Information provided:
------------------------------------------------------------------------

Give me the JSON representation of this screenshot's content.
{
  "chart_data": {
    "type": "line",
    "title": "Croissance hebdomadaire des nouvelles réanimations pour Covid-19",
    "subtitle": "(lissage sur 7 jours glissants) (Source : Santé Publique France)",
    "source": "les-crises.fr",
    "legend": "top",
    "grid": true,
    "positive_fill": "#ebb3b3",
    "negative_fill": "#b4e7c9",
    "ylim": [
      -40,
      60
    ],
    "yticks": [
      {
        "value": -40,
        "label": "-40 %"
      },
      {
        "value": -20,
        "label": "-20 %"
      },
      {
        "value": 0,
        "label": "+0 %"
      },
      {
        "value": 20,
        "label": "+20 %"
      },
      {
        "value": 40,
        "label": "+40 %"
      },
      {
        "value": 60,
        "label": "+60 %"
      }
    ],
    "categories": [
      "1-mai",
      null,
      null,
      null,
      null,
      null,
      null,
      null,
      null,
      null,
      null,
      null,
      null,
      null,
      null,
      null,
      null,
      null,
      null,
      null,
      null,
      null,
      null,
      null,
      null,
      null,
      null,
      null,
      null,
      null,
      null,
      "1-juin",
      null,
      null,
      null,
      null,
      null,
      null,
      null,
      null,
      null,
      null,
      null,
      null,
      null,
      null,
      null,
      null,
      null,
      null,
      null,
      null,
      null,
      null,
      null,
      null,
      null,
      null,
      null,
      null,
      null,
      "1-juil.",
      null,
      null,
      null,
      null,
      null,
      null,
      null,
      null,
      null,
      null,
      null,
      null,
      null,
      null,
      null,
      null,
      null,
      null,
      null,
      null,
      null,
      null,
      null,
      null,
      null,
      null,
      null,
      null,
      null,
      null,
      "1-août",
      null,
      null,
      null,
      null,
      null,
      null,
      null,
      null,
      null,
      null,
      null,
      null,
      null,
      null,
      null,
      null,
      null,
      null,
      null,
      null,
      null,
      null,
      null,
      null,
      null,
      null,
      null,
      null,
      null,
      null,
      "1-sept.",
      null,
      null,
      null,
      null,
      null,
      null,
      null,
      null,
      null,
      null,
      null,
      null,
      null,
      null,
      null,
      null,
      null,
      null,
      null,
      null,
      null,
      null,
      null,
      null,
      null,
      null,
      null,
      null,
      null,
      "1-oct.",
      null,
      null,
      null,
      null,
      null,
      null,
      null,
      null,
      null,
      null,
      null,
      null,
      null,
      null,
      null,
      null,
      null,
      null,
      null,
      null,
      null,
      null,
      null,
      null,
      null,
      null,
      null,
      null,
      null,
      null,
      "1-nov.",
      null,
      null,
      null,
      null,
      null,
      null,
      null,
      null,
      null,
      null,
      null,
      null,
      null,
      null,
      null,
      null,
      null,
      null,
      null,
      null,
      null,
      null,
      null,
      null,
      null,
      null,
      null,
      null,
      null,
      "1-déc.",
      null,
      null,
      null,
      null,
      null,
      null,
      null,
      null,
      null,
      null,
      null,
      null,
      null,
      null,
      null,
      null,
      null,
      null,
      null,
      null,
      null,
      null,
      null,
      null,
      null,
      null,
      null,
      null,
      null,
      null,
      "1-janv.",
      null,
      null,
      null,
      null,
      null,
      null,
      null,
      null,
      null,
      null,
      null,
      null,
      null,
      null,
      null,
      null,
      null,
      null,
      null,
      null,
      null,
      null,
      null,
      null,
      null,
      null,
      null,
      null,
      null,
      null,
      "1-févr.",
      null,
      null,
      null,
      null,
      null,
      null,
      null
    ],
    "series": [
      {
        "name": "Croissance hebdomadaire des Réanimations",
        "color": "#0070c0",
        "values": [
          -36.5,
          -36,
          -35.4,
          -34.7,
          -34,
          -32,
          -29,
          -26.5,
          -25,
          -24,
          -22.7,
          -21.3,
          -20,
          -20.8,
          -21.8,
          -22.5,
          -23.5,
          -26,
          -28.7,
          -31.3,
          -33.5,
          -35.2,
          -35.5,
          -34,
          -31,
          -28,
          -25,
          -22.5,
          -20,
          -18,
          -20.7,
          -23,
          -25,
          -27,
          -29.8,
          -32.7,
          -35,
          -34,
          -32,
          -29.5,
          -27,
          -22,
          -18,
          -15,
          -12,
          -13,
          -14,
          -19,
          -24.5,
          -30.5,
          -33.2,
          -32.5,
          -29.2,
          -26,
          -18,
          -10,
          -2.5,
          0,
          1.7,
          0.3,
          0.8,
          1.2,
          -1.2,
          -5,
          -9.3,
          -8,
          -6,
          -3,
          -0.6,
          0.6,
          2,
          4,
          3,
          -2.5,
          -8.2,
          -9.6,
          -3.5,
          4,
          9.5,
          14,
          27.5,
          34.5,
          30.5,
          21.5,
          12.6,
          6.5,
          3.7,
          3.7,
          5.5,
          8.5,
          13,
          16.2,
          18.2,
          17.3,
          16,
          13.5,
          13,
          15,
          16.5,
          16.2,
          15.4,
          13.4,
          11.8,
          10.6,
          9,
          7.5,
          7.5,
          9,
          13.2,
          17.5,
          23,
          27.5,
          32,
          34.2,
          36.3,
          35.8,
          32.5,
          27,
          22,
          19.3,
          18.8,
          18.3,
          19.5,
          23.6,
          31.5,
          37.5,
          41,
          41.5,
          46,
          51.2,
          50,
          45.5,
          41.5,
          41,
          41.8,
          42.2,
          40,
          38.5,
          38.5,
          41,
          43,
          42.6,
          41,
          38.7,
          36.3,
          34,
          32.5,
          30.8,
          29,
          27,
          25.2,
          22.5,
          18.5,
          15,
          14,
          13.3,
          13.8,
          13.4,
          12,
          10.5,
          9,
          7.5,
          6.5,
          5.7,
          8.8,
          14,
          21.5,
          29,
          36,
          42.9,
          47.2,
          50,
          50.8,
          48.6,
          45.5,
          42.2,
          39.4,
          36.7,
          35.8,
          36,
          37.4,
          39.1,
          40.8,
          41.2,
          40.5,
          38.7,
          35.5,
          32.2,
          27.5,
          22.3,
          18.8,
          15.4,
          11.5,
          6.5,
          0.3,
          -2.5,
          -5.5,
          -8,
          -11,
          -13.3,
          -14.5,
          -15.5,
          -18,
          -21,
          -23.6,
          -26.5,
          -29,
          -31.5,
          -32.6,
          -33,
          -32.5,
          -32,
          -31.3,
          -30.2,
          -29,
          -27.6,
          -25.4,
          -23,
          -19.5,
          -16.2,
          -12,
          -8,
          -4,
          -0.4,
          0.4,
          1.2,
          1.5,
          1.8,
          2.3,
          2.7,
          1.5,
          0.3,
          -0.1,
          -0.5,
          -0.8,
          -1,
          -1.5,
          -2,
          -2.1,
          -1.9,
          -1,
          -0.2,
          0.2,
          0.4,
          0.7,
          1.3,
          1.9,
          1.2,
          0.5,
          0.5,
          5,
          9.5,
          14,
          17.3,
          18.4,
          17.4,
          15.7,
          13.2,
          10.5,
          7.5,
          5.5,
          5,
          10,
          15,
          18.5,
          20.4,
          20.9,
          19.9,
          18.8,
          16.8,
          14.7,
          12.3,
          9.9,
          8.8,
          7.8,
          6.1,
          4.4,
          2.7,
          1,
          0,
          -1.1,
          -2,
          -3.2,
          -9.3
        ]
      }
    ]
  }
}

------------------------------------------------------------------------

Work to be completed: Give back the whole listing exactly as it reads.

Task response:
Give me the JSON representation of this screenshot's content.
{
  "chart_data": {
    "type": "line",
    "title": "Croissance hebdomadaire des nouvelles réanimations pour Covid-19",
    "subtitle": "(lissage sur 7 jours glissants) (Source : Santé Publique France)",
    "source": "les-crises.fr",
    "legend": "top",
    "grid": true,
    "positive_fill": "#ebb3b3",
    "negative_fill": "#b4e7c9",
    "ylim": [
      -40,
      60
    ],
    "yticks": [
      {
        "value": -40,
        "label": "-40 %"
      },
      {
        "value": -20,
        "label": "-20 %"
      },
      {
        "value": 0,
        "label": "+0 %"
      },
      {
        "value": 20,
        "label": "+20 %"
      },
      {
        "value": 40,
        "label": "+40 %"
      },
      {
        "value": 60,
        "label": "+60 %"
      }
    ],
    "categories": [
      "1-mai",
      null,
      null,
      null,
      null,
      null,
      null,
      null,
      null,
      null,
      null,
      null,
      null,
      null,
      null,
      null,
      null,
      null,
      null,
      null,
      null,
      null,
      null,
      null,
      null,
      null,
      null,
      null,
      null,
      null,
      null,
      "1-juin",
      null,
      null,
      null,
      null,
      null,
      null,
      null,
      null,
      null,
      null,
      null,
      null,
      null,
      null,
      null,
      null,
      null,
      null,
      null,
      null,
      null,
      null,
      null,
      null,
      null,
      null,
      null,
      null,
      null,
      "1-juil.",
      null,
      null,
      null,
      null,
      null,
      null,
      null,
      null,
      null,
      null,
      null,
      null,
      null,
      null,
      null,
      null,
      null,
      null,
      null,
      null,
      null,
      null,
      null,
      null,
      null,
      null,
      null,
      null,
      null,
      null,
      "1-août",
      null,
      null,
      null,
      null,
      null,
      null,
      null,
      null,
      null,
      null,
      null,
      null,
      null,
      null,
      null,
      null,
      null,
      null,
      null,
      null,
      null,
      null,
      null,
      null,
      null,
      null,
      null,
      null,
      null,
      null,
      "1-sept.",
      null,
      null,
      null,
      null,
      null,
      null,
      null,
      null,
      null,
      null,
      null,
      null,
      null,
      null,
      null,
      null,
      null,
      null,
      null,
      null,
      null,
      null,
      null,
      null,
      null,
      null,
      null,
      null,
      null,
      "1-oct.",
      null,
      null,
      null,
      null,
      null,
      null,
      null,
      null,
      null,
      null,
      null,
      null,
      null,
      null,
      null,
      null,
      null,
      null,
      null,
      null,
      null,
      null,
      null,
      null,
      null,
      null,
      null,
      null,
      null,
      null,
      "1-nov.",
      null,
      null,
      null,
      null,
      null,
      null,
      null,
      null,
      null,
      null,
      null,
      null,
      null,
      null,
      null,
      null,
      null,
      null,
      null,
      null,
      null,
      null,
      null,
      null,
      null,
      null,
      null,
      null,
      null,
      "1-déc.",
      null,
      null,
      null,
      null,
      null,
      null,
      null,
      null,
      null,
      null,
      null,
      null,
      null,
      null,
      null,
      null,
      null,
      null,
      null,
      null,
      null,
      null,
      null,
      null,
      null,
      null,
      null,
      null,
      null,
      null,
      "1-janv.",
      null,
      null,
      null,
      null,
      null,
      null,
      null,
      null,
      null,
      null,
      null,
      null,
      null,
      null,
      null,
      null,
      null,
      null,
      null,
      null,
      null,
      null,
      null,
      null,
      null,
      null,
      null,
      null,
      null,
      null,
      "1-févr.",
      null,
      null,
      null,
      null,
      null,
      null,
      null
    ],
    "series": [
      {
        "name": "Croissance hebdomadaire des Réanimations",
        "color": "#0070c0",
        "values": [
          -36.5,
          -36,
          -35.4,
          -34.7,
          -34,
          -32,
          -29,
          -26.5,
          -25,
          -24,
          -22.7,
          -21.3,
          -20,
          -20.8,
          -21.8,
          -22.5,
          -23.5,
          -26,
          -28.7,
          -31.3,
          -33.5,
          -35.2,
          -35.5,
          -34,
          -31,
          -28,
          -25,
          -22.5,
          -20,
          -18,
          -20.7,
          -23,
          -25,
          -27,
          -29.8,
          -32.7,
          -35,
          -34,
          -32,
          -29.5,
          -27,
          -22,
          -18,
          -15,
          -12,
          -13,
          -14,
          -19,
          -24.5,
          -30.5,
          -33.2,
          -32.5,
          -29.2,
          -26,
          -18,
          -10,
          -2.5,
          0,
          1.7,
          0.3,
          0.8,
          1.2,
          -1.2,
          -5,
          -9.3,
          -8,
          -6,
          -3,
          -0.6,
          0.6,
          2,
          4,
          3,
          -2.5,
          -8.2,
          -9.6,
          -3.5,
          4,
          9.5,
          14,
          27.5,
          34.5,
          30.5,
          21.5,
          12.6,
          6.5,
          3.7,
          3.7,
          5.5,
          8.5,
          13,
          16.2,
          18.2,
          17.3,
          16,
          13.5,
          13,
          15,
          16.5,
          16.2,
          15.4,
          13.4,
          11.8,
          10.6,
          9,
          7.5,
          7.5,
          9,
          13.2,
          17.5,
          23,
          27.5,
          32,
          34.2,
          36.3,
          35.8,
          32.5,
          27,
          22,
          19.3,
          18.8,
          18.3,
          19.5,
          23.6,
          31.5,
          37.5,
          41,
          41.5,
          46,
          51.2,
          50,
          45.5,
          41.5,
          41,
          41.8,
          42.2,
          40,
          38.5,
          38.5,
          41,
          43,
          42.6,
          41,
          38.7,
          36.3,
          34,
          32.5,
          30.8,
          29,
          27,
          25.2,
          22.5,
          18.5,
          15,
          14,
          13.3,
          13.8,
          13.4,
          12,
          10.5,
          9,
          7.5,
          6.5,
          5.7,
          8.8,
          14,
          21.5,
          29,
          36,
          42.9,
          47.2,
          50,
          50.8,
          48.6,
          45.5,
          42.2,
          39.4,
          36.7,
          35.8,
          36,
          37.4,
          39.1,
          40.8,
          41.2,
          40.5,
          38.7,
          35.5,
          32.2,
          27.5,
          22.3,
          18.8,
          15.4,
          11.5,
          6.5,
          0.3,
          -2.5,
          -5.5,
          -8,
          -11,
          -13.3,
          -14.5,
          -15.5,
          -18,
          -21,
          -23.6,
          -26.5,
          -29,
          -31.5,
          -32.6,
          -33,
          -32.5,
          -32,
          -31.3,
          -30.2,
          -29,
          -27.6,
          -25.4,
          -23,
          -19.5,
          -16.2,
          -12,
          -8,
          -4,
          -0.4,
          0.4,
          1.2,
          1.5,
          1.8,
          2.3,
          2.7,
          1.5,
          0.3,
          -0.1,
          -0.5,
          -0.8,
          -1,
          -1.5,
          -2,
          -2.1,
          -1.9,
          -1,
          -0.2,
          0.2,
          0.4,
          0.7,
          1.3,
          1.9,
          1.2,
          0.5,
          0.5,
          5,
          9.5,
          14,
          17.3,
          18.4,
          17.4,
          15.7,
          13.2,
          10.5,
          7.5,
          5.5,
          5,
          10,
          15,
          18.5,
          20.4,
          20.9,
          19.9,
          18.8,
          16.8,
          14.7,
          12.3,
          9.9,
          8.8,
          7.8,
          6.1,
          4.4,
          2.7,
          1,
          0,
          -1.1,
          -2,
          -3.2,
          -9.3
        ]
      }
    ]
  }
}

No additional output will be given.